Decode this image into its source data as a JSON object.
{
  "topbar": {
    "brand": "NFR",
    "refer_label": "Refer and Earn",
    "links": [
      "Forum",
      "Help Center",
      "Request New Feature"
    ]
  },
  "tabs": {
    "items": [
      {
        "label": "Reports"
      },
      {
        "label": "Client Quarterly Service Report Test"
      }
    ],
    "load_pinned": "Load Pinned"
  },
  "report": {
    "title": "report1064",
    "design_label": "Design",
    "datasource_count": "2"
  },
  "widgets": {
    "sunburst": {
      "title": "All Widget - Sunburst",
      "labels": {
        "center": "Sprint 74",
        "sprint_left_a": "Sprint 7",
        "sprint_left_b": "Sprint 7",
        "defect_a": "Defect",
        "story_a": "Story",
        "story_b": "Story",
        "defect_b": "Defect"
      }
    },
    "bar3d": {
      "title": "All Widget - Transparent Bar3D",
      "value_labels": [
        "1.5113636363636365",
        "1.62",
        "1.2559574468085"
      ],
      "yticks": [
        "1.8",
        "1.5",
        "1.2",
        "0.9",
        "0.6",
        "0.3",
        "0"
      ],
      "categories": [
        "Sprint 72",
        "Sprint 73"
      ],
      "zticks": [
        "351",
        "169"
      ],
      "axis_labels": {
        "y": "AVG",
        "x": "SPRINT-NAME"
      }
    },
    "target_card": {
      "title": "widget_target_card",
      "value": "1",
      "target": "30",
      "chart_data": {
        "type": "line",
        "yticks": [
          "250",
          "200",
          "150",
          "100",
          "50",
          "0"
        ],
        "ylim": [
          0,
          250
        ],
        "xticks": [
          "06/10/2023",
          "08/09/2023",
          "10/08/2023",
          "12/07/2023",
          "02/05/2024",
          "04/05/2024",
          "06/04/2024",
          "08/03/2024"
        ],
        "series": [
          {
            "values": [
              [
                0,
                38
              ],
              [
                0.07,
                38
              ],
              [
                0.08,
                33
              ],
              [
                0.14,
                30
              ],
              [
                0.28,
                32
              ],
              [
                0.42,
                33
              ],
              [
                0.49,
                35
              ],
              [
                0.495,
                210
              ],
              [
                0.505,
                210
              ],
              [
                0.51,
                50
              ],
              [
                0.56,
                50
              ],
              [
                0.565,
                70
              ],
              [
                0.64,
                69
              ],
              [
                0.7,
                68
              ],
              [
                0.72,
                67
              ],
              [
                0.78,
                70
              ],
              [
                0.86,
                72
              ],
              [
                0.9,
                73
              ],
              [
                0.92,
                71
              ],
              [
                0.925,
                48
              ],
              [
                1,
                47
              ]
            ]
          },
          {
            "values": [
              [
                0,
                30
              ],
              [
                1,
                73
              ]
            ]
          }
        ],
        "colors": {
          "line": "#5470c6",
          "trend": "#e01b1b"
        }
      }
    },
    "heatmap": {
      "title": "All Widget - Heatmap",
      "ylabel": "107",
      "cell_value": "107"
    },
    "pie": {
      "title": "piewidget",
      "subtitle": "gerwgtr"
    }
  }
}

- What to work on: Using the exact wording, write out all of the records.

- Output below:
Decode this image into its source data as a JSON object.
{
  "topbar": {
    "brand": "NFR",
    "refer_label": "Refer and Earn",
    "links": [
      "Forum",
      "Help Center",
      "Request New Feature"
    ]
  },
  "tabs": {
    "items": [
      {
        "label": "Reports"
      },
      {
        "label": "Client Quarterly Service Report Test"
      }
    ],
    "load_pinned": "Load Pinned"
  },
  "report": {
    "title": "report1064",
    "design_label": "Design",
    "datasource_count": "2"
  },
  "widgets": {
    "sunburst": {
      "title": "All Widget - Sunburst",
      "labels": {
        "center": "Sprint 74",
        "sprint_left_a": "Sprint 7",
        "sprint_left_b": "Sprint 7",
        "defect_a": "Defect",
        "story_a": "Story",
        "story_b": "Story",
        "defect_b": "Defect"
      }
    },
    "bar3d": {
      "title": "All Widget - Transparent Bar3D",
      "value_labels": [
        "1.5113636363636365",
        "1.62",
        "1.2559574468085"
      ],
      "yticks": [
        "1.8",
        "1.5",
        "1.2",
        "0.9",
        "0.6",
        "0.3",
        "0"
      ],
      "categories": [
        "Sprint 72",
        "Sprint 73"
      ],
      "zticks": [
        "351",
        "169"
      ],
      "axis_labels": {
        "y": "AVG",
        "x": "SPRINT-NAME"
      }
    },
    "target_card": {
      "title": "widget_target_card",
      "value": "1",
      "target": "30",
      "chart_data": {
        "type": "line",
        "yticks": [
          "250",
          "200",
          "150",
          "100",
          "50",
          "0"
        ],
        "ylim": [
          0,
          250
        ],
        "xticks": [
          "06/10/2023",
          "08/09/2023",
          "10/08/2023",
          "12/07/2023",
          "02/05/2024",
          "04/05/2024",
          "06/04/2024",
          "08/03/2024"
        ],
        "series": [
          {
            "values": [
              [
                0,
                38
              ],
              [
                0.07,
                38
              ],
              [
                0.08,
                33
              ],
              [
                0.14,
                30
              ],
              [
                0.28,
                32
              ],
              [
                0.42,
                33
              ],
              [
                0.49,
                35
              ],
              [
                0.495,
                210
              ],
              [
                0.505,
                210
              ],
              [
                0.51,
                50
              ],
              [
                0.56,
                50
              ],
              [
                0.565,
                70
              ],
              [
                0.64,
                69
              ],
              [
                0.7,
                68
              ],
              [
                0.72,
                67
              ],
              [
                0.78,
                70
              ],
              [
                0.86,
                72
              ],
              [
                0.9,
                73
              ],
              [
                0.92,
                71
              ],
              [
                0.925,
                48
              ],
              [
                1,
                47
              ]
            ]
          },
          {
            "values": [
              [
                0,
                30
              ],
              [
                1,
                73
              ]
            ]
          }
        ],
        "colors": {
          "line": "#5470c6",
          "trend": "#e01b1b"
        }
      }
    },
    "heatmap": {
      "title": "All Widget - Heatmap",
      "ylabel": "107",
      "cell_value": "107"
    },
    "pie": {
      "title": "piewidget",
      "subtitle": "gerwgtr"
    }
  }
}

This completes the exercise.